### Aim of the task
Pick out every line of the entries below where "JSON" occurs, and copy those lines.

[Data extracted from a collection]
--- Start ---
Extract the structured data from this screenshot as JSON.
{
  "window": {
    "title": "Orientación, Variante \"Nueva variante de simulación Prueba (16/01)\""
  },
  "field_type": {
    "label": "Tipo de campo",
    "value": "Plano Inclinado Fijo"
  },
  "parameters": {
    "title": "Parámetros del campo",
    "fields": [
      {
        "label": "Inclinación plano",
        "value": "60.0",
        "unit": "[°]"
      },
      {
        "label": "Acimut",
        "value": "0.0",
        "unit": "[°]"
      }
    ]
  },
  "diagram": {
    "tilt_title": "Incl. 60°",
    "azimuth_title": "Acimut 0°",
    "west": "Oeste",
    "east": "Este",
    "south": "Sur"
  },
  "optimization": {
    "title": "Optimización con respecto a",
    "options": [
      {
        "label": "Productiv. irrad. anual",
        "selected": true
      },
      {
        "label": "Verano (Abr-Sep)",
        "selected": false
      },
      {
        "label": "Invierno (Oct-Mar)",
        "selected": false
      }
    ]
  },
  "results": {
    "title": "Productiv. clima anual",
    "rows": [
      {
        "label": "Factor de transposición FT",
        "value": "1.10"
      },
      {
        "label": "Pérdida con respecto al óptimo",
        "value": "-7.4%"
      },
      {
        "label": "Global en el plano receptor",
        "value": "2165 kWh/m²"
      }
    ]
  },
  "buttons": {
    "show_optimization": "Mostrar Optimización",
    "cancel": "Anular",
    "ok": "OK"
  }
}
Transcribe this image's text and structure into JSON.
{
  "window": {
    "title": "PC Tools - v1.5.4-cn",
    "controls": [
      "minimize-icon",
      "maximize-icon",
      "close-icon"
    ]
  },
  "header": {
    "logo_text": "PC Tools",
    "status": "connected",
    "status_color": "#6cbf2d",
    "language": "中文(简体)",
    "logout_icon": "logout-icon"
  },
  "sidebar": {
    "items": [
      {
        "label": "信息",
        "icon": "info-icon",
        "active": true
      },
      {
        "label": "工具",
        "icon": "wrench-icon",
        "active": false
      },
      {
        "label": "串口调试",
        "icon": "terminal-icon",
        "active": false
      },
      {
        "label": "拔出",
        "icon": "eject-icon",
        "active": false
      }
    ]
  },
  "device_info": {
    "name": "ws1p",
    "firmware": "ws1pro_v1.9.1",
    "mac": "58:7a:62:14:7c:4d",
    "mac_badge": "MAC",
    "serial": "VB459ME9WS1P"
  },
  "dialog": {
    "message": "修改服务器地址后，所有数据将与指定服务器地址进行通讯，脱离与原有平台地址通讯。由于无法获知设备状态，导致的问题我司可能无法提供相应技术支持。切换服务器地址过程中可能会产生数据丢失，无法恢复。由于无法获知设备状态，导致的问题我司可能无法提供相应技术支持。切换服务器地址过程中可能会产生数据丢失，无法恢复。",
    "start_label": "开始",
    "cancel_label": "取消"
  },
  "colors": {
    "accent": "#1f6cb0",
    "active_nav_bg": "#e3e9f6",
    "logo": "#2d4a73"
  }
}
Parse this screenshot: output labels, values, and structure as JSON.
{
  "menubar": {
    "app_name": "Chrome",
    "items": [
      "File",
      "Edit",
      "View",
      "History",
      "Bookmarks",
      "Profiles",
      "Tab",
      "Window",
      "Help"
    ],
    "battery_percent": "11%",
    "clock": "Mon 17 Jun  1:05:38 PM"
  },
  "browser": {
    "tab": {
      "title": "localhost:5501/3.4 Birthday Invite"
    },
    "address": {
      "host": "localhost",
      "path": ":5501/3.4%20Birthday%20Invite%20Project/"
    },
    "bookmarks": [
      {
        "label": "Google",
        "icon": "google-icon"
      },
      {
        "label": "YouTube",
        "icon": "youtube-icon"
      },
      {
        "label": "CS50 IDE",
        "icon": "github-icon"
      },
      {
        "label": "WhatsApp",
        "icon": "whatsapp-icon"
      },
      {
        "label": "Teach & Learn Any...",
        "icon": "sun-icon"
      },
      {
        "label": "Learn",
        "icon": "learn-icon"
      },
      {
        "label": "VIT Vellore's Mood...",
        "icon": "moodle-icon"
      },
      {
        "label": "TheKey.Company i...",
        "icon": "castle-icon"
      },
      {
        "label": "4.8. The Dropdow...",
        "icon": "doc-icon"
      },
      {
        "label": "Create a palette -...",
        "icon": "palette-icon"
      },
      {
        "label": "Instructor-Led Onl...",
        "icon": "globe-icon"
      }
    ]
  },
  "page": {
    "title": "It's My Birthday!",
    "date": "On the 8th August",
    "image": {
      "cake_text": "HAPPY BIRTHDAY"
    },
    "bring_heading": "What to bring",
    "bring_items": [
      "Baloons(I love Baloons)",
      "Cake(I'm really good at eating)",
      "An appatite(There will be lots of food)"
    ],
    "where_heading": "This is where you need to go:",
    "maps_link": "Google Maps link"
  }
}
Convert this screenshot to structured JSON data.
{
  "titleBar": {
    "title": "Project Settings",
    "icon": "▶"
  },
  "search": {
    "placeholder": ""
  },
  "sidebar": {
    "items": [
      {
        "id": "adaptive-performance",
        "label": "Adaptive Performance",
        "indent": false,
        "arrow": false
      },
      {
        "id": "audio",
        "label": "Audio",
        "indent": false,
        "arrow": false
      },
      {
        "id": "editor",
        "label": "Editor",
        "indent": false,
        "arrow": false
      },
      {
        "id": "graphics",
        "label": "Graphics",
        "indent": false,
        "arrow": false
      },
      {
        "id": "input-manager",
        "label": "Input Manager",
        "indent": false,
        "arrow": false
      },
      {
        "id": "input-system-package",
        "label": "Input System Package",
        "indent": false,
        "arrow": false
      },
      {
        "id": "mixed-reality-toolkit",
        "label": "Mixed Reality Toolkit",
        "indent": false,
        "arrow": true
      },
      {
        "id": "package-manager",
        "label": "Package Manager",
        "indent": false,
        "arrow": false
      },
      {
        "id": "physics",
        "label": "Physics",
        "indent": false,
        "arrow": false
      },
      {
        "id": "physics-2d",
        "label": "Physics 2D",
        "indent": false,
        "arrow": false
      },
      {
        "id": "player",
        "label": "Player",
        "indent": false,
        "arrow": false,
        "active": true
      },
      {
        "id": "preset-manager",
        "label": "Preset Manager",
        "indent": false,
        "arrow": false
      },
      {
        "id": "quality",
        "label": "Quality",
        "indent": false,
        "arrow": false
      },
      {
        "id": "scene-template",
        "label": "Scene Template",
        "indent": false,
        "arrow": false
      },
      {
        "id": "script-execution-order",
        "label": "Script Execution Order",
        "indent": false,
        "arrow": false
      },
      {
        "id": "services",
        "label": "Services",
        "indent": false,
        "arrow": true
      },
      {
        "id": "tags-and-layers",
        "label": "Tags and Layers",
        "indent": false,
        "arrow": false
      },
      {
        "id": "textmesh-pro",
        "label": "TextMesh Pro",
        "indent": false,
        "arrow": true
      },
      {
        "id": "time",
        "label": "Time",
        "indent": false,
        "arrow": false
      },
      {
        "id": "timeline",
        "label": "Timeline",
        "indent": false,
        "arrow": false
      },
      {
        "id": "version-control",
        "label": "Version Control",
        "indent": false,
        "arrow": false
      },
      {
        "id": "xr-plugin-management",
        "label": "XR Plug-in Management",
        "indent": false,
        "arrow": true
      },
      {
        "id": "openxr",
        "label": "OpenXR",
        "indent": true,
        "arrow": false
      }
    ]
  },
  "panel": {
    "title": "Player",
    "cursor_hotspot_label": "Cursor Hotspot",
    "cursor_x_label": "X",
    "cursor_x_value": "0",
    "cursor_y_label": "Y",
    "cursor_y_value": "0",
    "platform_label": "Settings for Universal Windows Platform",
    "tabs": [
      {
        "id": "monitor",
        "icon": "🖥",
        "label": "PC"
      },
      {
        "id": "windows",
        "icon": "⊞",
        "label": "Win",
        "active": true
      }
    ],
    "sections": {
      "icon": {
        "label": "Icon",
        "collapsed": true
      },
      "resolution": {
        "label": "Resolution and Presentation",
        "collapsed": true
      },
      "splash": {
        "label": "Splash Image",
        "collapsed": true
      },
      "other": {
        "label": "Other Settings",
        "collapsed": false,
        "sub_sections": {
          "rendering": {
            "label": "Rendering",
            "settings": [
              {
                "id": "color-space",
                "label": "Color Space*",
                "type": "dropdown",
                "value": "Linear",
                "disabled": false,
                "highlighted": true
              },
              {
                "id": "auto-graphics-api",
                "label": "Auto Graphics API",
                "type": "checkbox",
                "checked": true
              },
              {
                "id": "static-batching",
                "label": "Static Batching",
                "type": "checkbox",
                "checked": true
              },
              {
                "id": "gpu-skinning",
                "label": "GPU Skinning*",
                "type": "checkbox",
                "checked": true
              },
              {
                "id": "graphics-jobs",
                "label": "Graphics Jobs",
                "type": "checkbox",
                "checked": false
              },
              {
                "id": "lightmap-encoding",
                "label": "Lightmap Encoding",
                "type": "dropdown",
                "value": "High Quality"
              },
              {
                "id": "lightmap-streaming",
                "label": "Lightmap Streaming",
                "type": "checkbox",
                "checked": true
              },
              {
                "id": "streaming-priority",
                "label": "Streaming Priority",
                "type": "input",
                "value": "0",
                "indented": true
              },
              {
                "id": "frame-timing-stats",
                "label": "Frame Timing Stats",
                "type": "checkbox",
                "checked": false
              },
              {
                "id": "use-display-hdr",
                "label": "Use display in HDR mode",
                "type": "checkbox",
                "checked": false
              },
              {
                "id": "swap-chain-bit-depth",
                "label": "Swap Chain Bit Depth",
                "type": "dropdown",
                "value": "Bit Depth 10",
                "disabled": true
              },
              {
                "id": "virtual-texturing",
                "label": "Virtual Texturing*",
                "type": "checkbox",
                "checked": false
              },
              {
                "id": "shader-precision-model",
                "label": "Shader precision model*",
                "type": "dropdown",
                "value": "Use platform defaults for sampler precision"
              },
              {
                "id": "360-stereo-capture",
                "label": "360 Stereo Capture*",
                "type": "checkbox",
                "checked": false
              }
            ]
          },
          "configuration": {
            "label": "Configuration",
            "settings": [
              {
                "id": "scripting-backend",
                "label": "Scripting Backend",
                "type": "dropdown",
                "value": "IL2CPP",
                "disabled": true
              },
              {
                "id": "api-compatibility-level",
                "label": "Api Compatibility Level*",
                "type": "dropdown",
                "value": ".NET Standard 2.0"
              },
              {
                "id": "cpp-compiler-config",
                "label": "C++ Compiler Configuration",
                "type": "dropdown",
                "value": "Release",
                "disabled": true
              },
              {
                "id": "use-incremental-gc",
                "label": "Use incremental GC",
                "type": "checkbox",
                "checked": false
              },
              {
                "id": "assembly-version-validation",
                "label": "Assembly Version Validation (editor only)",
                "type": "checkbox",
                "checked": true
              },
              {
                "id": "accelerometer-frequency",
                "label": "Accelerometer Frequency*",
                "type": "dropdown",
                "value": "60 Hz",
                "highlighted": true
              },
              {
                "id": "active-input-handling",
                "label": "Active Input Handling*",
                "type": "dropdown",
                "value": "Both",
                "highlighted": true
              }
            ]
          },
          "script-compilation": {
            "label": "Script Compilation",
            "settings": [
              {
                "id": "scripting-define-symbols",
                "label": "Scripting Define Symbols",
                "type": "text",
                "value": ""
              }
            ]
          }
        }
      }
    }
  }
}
--- End ---
### Correct response
Extract the structured data from this screenshot as JSON.
Transcribe this image's text and structure into JSON.
Parse this screenshot: output labels, values, and structure as JSON.
Convert this screenshot to structured JSON data.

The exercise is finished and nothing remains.